┌─ Records supplied

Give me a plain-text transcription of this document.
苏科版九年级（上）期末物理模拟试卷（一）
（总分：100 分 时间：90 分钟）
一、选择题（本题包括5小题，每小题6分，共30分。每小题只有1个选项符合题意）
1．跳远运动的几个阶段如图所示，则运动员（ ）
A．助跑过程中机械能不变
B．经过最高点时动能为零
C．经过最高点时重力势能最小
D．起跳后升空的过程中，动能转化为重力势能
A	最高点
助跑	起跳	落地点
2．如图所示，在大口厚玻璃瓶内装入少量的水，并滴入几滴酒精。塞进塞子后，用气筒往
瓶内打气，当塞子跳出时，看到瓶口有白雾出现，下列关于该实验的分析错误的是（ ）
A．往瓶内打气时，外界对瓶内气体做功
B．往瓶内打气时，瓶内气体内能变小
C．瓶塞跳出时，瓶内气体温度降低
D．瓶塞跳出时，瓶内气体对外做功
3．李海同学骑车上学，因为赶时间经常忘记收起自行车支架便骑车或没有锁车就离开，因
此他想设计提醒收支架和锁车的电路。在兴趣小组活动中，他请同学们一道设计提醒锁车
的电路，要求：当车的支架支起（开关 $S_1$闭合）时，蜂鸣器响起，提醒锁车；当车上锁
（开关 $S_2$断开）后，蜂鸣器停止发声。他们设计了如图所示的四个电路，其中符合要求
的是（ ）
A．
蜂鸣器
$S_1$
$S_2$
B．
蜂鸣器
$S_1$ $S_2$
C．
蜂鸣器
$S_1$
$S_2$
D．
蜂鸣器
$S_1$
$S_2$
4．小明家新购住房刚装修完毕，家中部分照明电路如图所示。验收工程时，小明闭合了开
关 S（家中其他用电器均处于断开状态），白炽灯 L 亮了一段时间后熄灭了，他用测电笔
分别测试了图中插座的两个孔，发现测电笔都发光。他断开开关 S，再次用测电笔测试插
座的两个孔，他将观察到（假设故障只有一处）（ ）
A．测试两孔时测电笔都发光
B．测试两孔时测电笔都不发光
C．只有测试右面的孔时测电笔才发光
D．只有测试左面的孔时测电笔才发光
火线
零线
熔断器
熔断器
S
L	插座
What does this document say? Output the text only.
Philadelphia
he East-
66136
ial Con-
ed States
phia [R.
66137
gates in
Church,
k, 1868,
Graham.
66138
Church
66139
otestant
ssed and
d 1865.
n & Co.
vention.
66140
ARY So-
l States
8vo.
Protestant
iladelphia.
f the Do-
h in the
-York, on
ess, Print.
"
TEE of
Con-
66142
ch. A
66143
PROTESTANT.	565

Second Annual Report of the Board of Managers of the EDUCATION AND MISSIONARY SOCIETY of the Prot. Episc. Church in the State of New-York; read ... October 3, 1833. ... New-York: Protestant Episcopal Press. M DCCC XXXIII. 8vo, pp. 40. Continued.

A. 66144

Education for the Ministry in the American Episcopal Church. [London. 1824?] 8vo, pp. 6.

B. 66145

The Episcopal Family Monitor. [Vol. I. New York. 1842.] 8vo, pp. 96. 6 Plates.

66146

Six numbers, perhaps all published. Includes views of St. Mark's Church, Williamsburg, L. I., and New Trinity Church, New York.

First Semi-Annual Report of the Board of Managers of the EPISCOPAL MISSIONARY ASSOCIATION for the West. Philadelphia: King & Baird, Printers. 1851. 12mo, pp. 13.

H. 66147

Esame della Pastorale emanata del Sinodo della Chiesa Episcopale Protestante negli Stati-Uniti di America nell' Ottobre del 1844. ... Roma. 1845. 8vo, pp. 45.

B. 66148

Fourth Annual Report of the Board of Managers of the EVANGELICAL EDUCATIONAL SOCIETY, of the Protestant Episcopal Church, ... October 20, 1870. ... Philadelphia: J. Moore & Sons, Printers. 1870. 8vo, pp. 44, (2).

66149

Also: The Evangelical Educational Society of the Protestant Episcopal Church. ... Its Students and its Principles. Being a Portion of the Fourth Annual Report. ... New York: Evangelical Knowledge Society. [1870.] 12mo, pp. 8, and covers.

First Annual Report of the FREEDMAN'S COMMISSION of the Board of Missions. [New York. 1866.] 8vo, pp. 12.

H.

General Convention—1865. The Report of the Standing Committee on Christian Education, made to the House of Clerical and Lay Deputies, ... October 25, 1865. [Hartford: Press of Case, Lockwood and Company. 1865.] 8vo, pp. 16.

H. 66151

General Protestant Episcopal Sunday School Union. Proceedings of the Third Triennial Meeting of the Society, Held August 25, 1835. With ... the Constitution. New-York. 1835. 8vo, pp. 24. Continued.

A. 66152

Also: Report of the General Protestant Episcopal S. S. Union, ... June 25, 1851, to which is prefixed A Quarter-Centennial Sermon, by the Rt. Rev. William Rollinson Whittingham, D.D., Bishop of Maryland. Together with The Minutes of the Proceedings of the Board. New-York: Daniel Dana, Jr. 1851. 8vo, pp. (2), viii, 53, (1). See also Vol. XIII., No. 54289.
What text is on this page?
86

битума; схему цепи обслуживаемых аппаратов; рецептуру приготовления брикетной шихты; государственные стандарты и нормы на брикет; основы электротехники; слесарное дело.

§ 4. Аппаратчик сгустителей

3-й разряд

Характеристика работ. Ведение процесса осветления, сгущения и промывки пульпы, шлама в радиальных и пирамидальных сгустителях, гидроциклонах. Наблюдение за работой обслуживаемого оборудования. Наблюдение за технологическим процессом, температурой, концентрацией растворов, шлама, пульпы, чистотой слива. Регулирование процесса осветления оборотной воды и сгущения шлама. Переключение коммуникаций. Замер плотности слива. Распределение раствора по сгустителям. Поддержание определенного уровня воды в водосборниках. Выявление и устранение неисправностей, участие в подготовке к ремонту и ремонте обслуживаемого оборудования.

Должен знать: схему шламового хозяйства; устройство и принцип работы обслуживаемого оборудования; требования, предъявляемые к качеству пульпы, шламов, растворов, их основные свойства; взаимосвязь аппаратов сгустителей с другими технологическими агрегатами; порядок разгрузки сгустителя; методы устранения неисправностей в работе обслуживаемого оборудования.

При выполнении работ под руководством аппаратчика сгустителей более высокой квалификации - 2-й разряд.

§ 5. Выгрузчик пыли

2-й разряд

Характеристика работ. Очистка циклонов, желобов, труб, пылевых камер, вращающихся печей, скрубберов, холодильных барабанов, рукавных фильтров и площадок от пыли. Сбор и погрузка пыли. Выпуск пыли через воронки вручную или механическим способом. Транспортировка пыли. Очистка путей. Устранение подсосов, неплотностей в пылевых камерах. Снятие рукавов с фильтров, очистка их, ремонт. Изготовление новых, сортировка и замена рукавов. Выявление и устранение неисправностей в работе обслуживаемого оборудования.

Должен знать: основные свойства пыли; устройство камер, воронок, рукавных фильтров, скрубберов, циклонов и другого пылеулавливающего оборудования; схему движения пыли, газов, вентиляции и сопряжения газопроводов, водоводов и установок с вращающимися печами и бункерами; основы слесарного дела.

└─

[What to work on]: Collect each line holding the string "First".

[Solution to this task]:
First Semi-Annual Report of the Board of Managers of the EPISCOPAL MISSIONARY ASSOCIATION for the West. Philadelphia: King & Baird, Printers. 1851. 12mo, pp. 13.
First Annual Report of the FREEDMAN'S COMMISSION of the Board of Missions. [New York. 1866.] 8vo, pp. 12.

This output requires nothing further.